▸ Extracted information

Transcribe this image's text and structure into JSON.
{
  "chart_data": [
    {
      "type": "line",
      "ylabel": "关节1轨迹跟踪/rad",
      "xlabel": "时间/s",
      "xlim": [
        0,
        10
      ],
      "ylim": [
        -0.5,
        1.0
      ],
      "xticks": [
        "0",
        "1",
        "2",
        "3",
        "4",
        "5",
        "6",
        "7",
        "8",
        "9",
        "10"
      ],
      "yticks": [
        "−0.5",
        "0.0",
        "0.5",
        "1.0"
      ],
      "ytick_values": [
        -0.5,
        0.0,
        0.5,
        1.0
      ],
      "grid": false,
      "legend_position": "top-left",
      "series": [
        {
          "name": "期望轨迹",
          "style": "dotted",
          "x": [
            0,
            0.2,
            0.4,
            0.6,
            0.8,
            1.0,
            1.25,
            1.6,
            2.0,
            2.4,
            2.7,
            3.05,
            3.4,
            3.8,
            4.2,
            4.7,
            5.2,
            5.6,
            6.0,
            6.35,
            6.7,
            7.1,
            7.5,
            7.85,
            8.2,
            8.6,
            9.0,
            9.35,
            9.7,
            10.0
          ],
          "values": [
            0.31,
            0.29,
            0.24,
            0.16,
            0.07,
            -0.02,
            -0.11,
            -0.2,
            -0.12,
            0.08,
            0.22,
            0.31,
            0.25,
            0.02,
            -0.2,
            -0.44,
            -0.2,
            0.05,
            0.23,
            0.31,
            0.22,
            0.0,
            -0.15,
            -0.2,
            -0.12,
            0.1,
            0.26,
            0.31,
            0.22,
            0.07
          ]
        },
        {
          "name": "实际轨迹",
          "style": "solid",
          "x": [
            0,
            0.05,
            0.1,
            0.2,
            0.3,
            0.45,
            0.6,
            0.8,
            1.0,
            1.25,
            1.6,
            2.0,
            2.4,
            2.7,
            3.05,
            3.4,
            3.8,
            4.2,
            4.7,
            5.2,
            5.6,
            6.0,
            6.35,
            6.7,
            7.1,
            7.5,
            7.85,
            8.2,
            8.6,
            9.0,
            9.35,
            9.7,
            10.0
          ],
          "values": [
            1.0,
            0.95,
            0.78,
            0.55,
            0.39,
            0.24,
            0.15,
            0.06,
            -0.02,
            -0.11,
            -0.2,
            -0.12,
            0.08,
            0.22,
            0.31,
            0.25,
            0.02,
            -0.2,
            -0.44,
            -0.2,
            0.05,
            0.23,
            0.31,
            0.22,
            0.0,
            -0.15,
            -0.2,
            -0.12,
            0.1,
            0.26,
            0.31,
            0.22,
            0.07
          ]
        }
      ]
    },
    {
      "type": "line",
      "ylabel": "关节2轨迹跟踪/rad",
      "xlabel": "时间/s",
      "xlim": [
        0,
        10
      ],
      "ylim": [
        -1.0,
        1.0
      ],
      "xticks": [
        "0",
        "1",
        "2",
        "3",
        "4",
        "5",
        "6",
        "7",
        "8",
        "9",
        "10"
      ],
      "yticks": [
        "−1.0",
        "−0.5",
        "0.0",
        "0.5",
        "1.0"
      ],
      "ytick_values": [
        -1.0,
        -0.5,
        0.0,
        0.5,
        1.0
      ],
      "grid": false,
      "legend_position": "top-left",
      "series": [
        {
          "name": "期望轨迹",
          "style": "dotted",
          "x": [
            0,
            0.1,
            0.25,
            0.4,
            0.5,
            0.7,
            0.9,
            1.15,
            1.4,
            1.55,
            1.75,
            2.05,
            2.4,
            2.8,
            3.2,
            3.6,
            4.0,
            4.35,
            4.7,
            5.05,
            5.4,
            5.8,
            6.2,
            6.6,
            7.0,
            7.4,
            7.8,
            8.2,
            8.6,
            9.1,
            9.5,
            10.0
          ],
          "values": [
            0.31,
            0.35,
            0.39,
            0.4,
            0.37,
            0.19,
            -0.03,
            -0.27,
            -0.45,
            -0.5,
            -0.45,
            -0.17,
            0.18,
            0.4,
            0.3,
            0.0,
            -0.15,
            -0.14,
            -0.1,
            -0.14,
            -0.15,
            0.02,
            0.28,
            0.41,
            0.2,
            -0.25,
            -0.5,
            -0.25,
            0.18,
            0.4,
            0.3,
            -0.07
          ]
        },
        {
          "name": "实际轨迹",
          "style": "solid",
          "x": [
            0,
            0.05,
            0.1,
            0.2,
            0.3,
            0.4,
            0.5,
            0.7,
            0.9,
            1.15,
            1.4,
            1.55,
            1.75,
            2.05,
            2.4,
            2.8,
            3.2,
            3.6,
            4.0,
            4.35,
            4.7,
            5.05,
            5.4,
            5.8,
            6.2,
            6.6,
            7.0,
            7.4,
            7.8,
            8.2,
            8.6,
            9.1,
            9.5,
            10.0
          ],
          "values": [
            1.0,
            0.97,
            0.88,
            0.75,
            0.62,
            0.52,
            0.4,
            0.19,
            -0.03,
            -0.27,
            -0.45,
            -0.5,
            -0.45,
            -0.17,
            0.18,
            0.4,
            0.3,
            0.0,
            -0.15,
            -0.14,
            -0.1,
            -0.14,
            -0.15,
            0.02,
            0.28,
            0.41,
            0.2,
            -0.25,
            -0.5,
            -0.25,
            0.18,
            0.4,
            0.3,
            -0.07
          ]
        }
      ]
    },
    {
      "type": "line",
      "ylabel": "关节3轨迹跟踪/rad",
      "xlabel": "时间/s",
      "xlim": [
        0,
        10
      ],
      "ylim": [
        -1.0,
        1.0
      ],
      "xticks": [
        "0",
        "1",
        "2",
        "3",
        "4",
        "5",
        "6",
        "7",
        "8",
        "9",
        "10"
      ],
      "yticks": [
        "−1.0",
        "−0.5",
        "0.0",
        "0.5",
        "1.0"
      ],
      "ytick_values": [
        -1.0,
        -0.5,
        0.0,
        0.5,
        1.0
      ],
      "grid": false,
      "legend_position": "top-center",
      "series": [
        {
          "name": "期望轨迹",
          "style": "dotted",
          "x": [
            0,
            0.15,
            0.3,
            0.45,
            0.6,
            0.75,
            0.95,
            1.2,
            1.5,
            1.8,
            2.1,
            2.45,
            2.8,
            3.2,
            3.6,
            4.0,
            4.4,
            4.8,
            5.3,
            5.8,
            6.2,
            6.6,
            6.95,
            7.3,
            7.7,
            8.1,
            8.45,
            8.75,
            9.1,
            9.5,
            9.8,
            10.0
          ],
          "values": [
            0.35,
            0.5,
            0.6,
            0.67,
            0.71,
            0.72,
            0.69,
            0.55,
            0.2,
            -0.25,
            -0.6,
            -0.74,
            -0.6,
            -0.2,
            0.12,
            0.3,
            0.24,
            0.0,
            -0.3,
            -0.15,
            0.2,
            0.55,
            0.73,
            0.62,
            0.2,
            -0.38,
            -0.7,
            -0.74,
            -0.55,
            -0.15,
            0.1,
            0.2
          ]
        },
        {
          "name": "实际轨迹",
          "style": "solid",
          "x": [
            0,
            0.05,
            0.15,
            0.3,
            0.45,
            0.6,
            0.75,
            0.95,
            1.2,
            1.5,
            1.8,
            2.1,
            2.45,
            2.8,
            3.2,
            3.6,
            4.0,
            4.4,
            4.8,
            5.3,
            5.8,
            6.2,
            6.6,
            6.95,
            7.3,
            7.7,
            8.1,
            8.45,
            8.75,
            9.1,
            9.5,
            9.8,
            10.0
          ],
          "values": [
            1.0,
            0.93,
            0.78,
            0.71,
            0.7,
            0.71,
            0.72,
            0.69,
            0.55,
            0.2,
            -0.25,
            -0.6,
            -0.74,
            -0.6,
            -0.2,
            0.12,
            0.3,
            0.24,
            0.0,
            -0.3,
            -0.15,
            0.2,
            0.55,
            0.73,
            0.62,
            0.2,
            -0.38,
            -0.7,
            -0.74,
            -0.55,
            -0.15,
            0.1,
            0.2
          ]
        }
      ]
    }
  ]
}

▸ Exercise objective
Search the data above for the string "ylabel" and copy each line that has it.

▸ Final result
      "ylabel": "关节1轨迹跟踪/rad",
      "ylabel": "关节2轨迹跟踪/rad",
      "ylabel": "关节3轨迹跟踪/rad",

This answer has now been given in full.